===== Input rows =====

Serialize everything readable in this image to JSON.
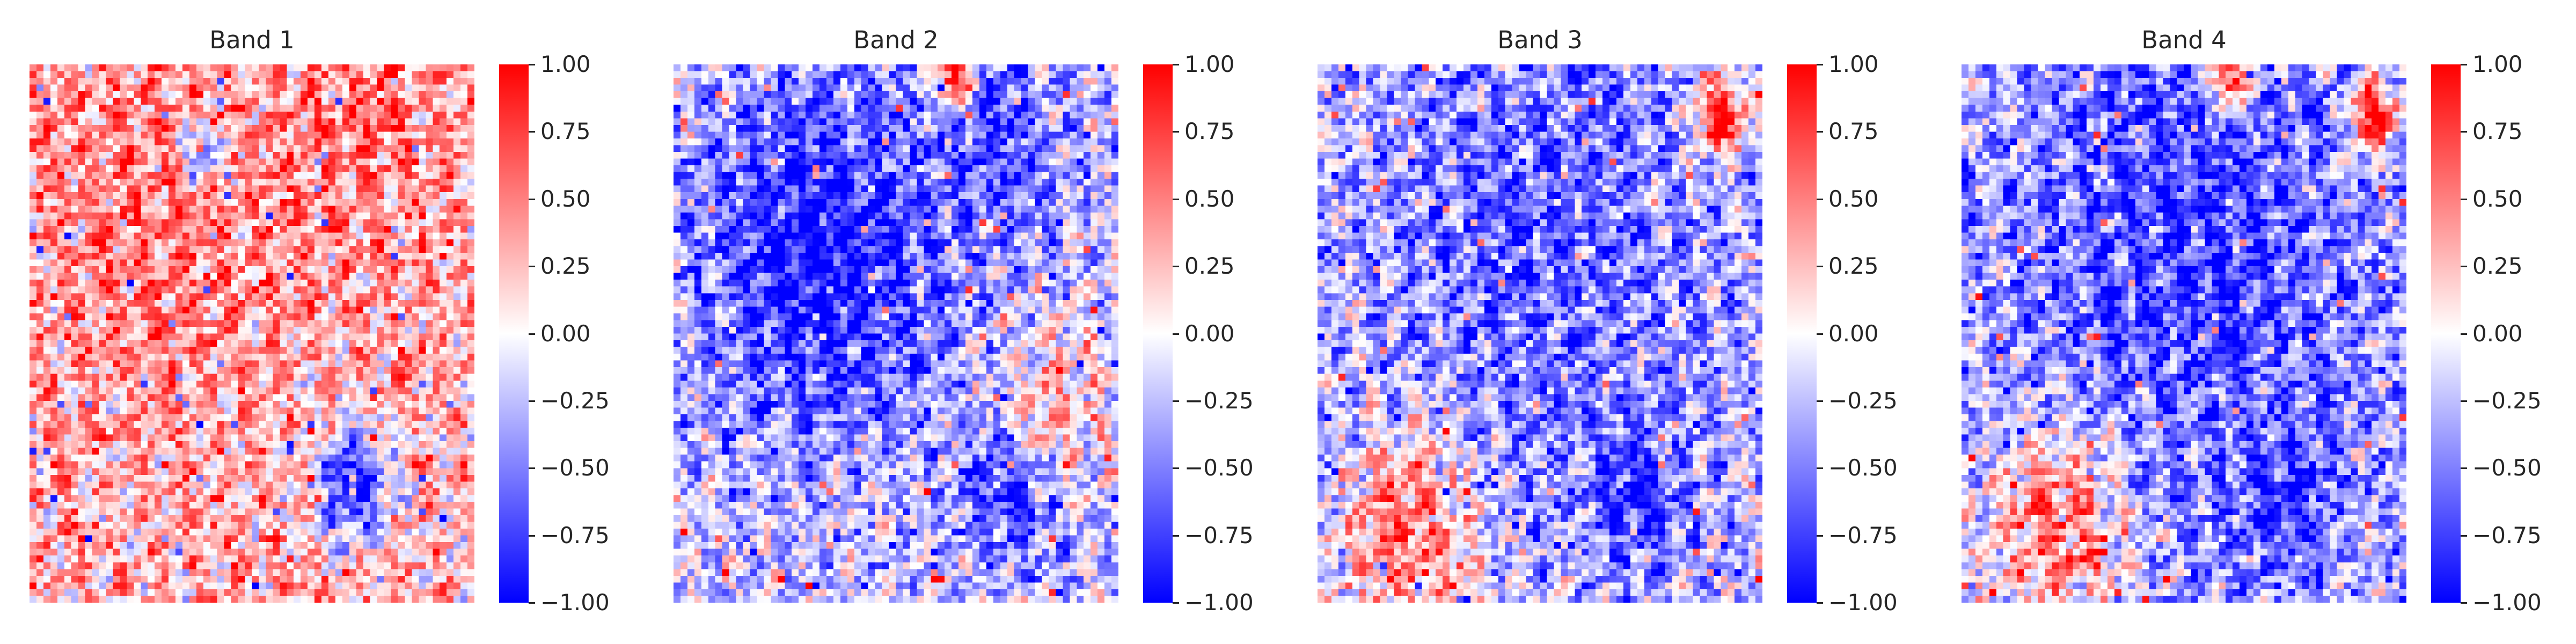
{
  "chart_data": [
    {
      "type": "heatmap",
      "title": "Band 1",
      "colormap": "bwr",
      "vmin": -1.0,
      "vmax": 1.0,
      "colorbar_ticks": [
        1.0,
        0.75,
        0.5,
        0.25,
        0.0,
        -0.25,
        -0.5,
        -0.75,
        -1.0
      ],
      "colorbar_tick_labels": [
        "1.00",
        "0.75",
        "0.50",
        "0.25",
        "0.00",
        "−0.25",
        "−0.50",
        "−0.75",
        "−1.00"
      ],
      "grid_rows": 80,
      "grid_cols": 64,
      "pattern": "mostly light positive (pink) with scattered blue streaks; negative blob near lower-right middle",
      "mean_value": 0.25,
      "features": [
        {
          "cx": 0.3,
          "cy": 0.3,
          "r": 0.2,
          "value": 0.5
        },
        {
          "cx": 0.75,
          "cy": 0.08,
          "r": 0.18,
          "value": 0.5
        },
        {
          "cx": 0.72,
          "cy": 0.78,
          "r": 0.06,
          "value": -0.9
        },
        {
          "cx": 0.38,
          "cy": 0.16,
          "r": 0.03,
          "value": -0.6
        }
      ]
    },
    {
      "type": "heatmap",
      "title": "Band 2",
      "colormap": "bwr",
      "vmin": -1.0,
      "vmax": 1.0,
      "colorbar_ticks": [
        1.0,
        0.75,
        0.5,
        0.25,
        0.0,
        -0.25,
        -0.5,
        -0.75,
        -1.0
      ],
      "colorbar_tick_labels": [
        "1.00",
        "0.75",
        "0.50",
        "0.25",
        "0.00",
        "−0.25",
        "−0.50",
        "−0.75",
        "−1.00"
      ],
      "grid_rows": 80,
      "grid_cols": 64,
      "pattern": "large strong negative (blue) region upper-left-center, mixed elsewhere with red ripples",
      "mean_value": -0.15,
      "features": [
        {
          "cx": 0.32,
          "cy": 0.35,
          "r": 0.2,
          "value": -1.0
        },
        {
          "cx": 0.7,
          "cy": 0.12,
          "r": 0.12,
          "value": -0.7
        },
        {
          "cx": 0.75,
          "cy": 0.78,
          "r": 0.08,
          "value": -0.9
        },
        {
          "cx": 0.62,
          "cy": 0.02,
          "r": 0.03,
          "value": 1.0
        },
        {
          "cx": 0.85,
          "cy": 0.62,
          "r": 0.08,
          "value": 0.3
        }
      ]
    },
    {
      "type": "heatmap",
      "title": "Band 3",
      "colormap": "bwr",
      "vmin": -1.0,
      "vmax": 1.0,
      "colorbar_ticks": [
        1.0,
        0.75,
        0.5,
        0.25,
        0.0,
        -0.25,
        -0.5,
        -0.75,
        -1.0
      ],
      "colorbar_tick_labels": [
        "1.00",
        "0.75",
        "0.50",
        "0.25",
        "0.00",
        "−0.25",
        "−0.50",
        "−0.75",
        "−1.00"
      ],
      "grid_rows": 80,
      "grid_cols": 64,
      "pattern": "moderate negative (blue) over upper half, diagonal red streaks lower-left, blue blob lower-right",
      "mean_value": -0.2,
      "features": [
        {
          "cx": 0.5,
          "cy": 0.3,
          "r": 0.3,
          "value": -0.6
        },
        {
          "cx": 0.7,
          "cy": 0.8,
          "r": 0.07,
          "value": -0.9
        },
        {
          "cx": 0.9,
          "cy": 0.09,
          "r": 0.04,
          "value": 1.0
        },
        {
          "cx": 0.2,
          "cy": 0.85,
          "r": 0.1,
          "value": 0.6
        }
      ]
    },
    {
      "type": "heatmap",
      "title": "Band 4",
      "colormap": "bwr",
      "vmin": -1.0,
      "vmax": 1.0,
      "colorbar_ticks": [
        1.0,
        0.75,
        0.5,
        0.25,
        0.0,
        -0.25,
        -0.5,
        -0.75,
        -1.0
      ],
      "colorbar_tick_labels": [
        "1.00",
        "0.75",
        "0.50",
        "0.25",
        "0.00",
        "−0.25",
        "−0.50",
        "−0.75",
        "−1.00"
      ],
      "grid_rows": 80,
      "grid_cols": 64,
      "pattern": "similar to Band 3 with stronger blue; diagonal red streaks lower-left, red spots upper-right",
      "mean_value": -0.25,
      "features": [
        {
          "cx": 0.5,
          "cy": 0.32,
          "r": 0.3,
          "value": -0.75
        },
        {
          "cx": 0.72,
          "cy": 0.8,
          "r": 0.07,
          "value": -0.9
        },
        {
          "cx": 0.92,
          "cy": 0.09,
          "r": 0.04,
          "value": 1.0
        },
        {
          "cx": 0.6,
          "cy": 0.02,
          "r": 0.03,
          "value": 1.0
        },
        {
          "cx": 0.2,
          "cy": 0.85,
          "r": 0.1,
          "value": 0.6
        }
      ]
    }
  ]
}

=====

Given instruction.
Your task is to transcribe all of the records precisely, with no images included.

Full output.
Serialize everything readable in this image to JSON.
{
  "chart_data": [
    {
      "type": "heatmap",
      "title": "Band 1",
      "colormap": "bwr",
      "vmin": -1.0,
      "vmax": 1.0,
      "colorbar_ticks": [
        1.0,
        0.75,
        0.5,
        0.25,
        0.0,
        -0.25,
        -0.5,
        -0.75,
        -1.0
      ],
      "colorbar_tick_labels": [
        "1.00",
        "0.75",
        "0.50",
        "0.25",
        "0.00",
        "−0.25",
        "−0.50",
        "−0.75",
        "−1.00"
      ],
      "grid_rows": 80,
      "grid_cols": 64,
      "pattern": "mostly light positive (pink) with scattered blue streaks; negative blob near lower-right middle",
      "mean_value": 0.25,
      "features": [
        {
          "cx": 0.3,
          "cy": 0.3,
          "r": 0.2,
          "value": 0.5
        },
        {
          "cx": 0.75,
          "cy": 0.08,
          "r": 0.18,
          "value": 0.5
        },
        {
          "cx": 0.72,
          "cy": 0.78,
          "r": 0.06,
          "value": -0.9
        },
        {
          "cx": 0.38,
          "cy": 0.16,
          "r": 0.03,
          "value": -0.6
        }
      ]
    },
    {
      "type": "heatmap",
      "title": "Band 2",
      "colormap": "bwr",
      "vmin": -1.0,
      "vmax": 1.0,
      "colorbar_ticks": [
        1.0,
        0.75,
        0.5,
        0.25,
        0.0,
        -0.25,
        -0.5,
        -0.75,
        -1.0
      ],
      "colorbar_tick_labels": [
        "1.00",
        "0.75",
        "0.50",
        "0.25",
        "0.00",
        "−0.25",
        "−0.50",
        "−0.75",
        "−1.00"
      ],
      "grid_rows": 80,
      "grid_cols": 64,
      "pattern": "large strong negative (blue) region upper-left-center, mixed elsewhere with red ripples",
      "mean_value": -0.15,
      "features": [
        {
          "cx": 0.32,
          "cy": 0.35,
          "r": 0.2,
          "value": -1.0
        },
        {
          "cx": 0.7,
          "cy": 0.12,
          "r": 0.12,
          "value": -0.7
        },
        {
          "cx": 0.75,
          "cy": 0.78,
          "r": 0.08,
          "value": -0.9
        },
        {
          "cx": 0.62,
          "cy": 0.02,
          "r": 0.03,
          "value": 1.0
        },
        {
          "cx": 0.85,
          "cy": 0.62,
          "r": 0.08,
          "value": 0.3
        }
      ]
    },
    {
      "type": "heatmap",
      "title": "Band 3",
      "colormap": "bwr",
      "vmin": -1.0,
      "vmax": 1.0,
      "colorbar_ticks": [
        1.0,
        0.75,
        0.5,
        0.25,
        0.0,
        -0.25,
        -0.5,
        -0.75,
        -1.0
      ],
      "colorbar_tick_labels": [
        "1.00",
        "0.75",
        "0.50",
        "0.25",
        "0.00",
        "−0.25",
        "−0.50",
        "−0.75",
        "−1.00"
      ],
      "grid_rows": 80,
      "grid_cols": 64,
      "pattern": "moderate negative (blue) over upper half, diagonal red streaks lower-left, blue blob lower-right",
      "mean_value": -0.2,
      "features": [
        {
          "cx": 0.5,
          "cy": 0.3,
          "r": 0.3,
          "value": -0.6
        },
        {
          "cx": 0.7,
          "cy": 0.8,
          "r": 0.07,
          "value": -0.9
        },
        {
          "cx": 0.9,
          "cy": 0.09,
          "r": 0.04,
          "value": 1.0
        },
        {
          "cx": 0.2,
          "cy": 0.85,
          "r": 0.1,
          "value": 0.6
        }
      ]
    },
    {
      "type": "heatmap",
      "title": "Band 4",
      "colormap": "bwr",
      "vmin": -1.0,
      "vmax": 1.0,
      "colorbar_ticks": [
        1.0,
        0.75,
        0.5,
        0.25,
        0.0,
        -0.25,
        -0.5,
        -0.75,
        -1.0
      ],
      "colorbar_tick_labels": [
        "1.00",
        "0.75",
        "0.50",
        "0.25",
        "0.00",
        "−0.25",
        "−0.50",
        "−0.75",
        "−1.00"
      ],
      "grid_rows": 80,
      "grid_cols": 64,
      "pattern": "similar to Band 3 with stronger blue; diagonal red streaks lower-left, red spots upper-right",
      "mean_value": -0.25,
      "features": [
        {
          "cx": 0.5,
          "cy": 0.32,
          "r": 0.3,
          "value": -0.75
        },
        {
          "cx": 0.72,
          "cy": 0.8,
          "r": 0.07,
          "value": -0.9
        },
        {
          "cx": 0.92,
          "cy": 0.09,
          "r": 0.04,
          "value": 1.0
        },
        {
          "cx": 0.6,
          "cy": 0.02,
          "r": 0.03,
          "value": 1.0
        },
        {
          "cx": 0.2,
          "cy": 0.85,
          "r": 0.1,
          "value": 0.6
        }
      ]
    }
  ]
}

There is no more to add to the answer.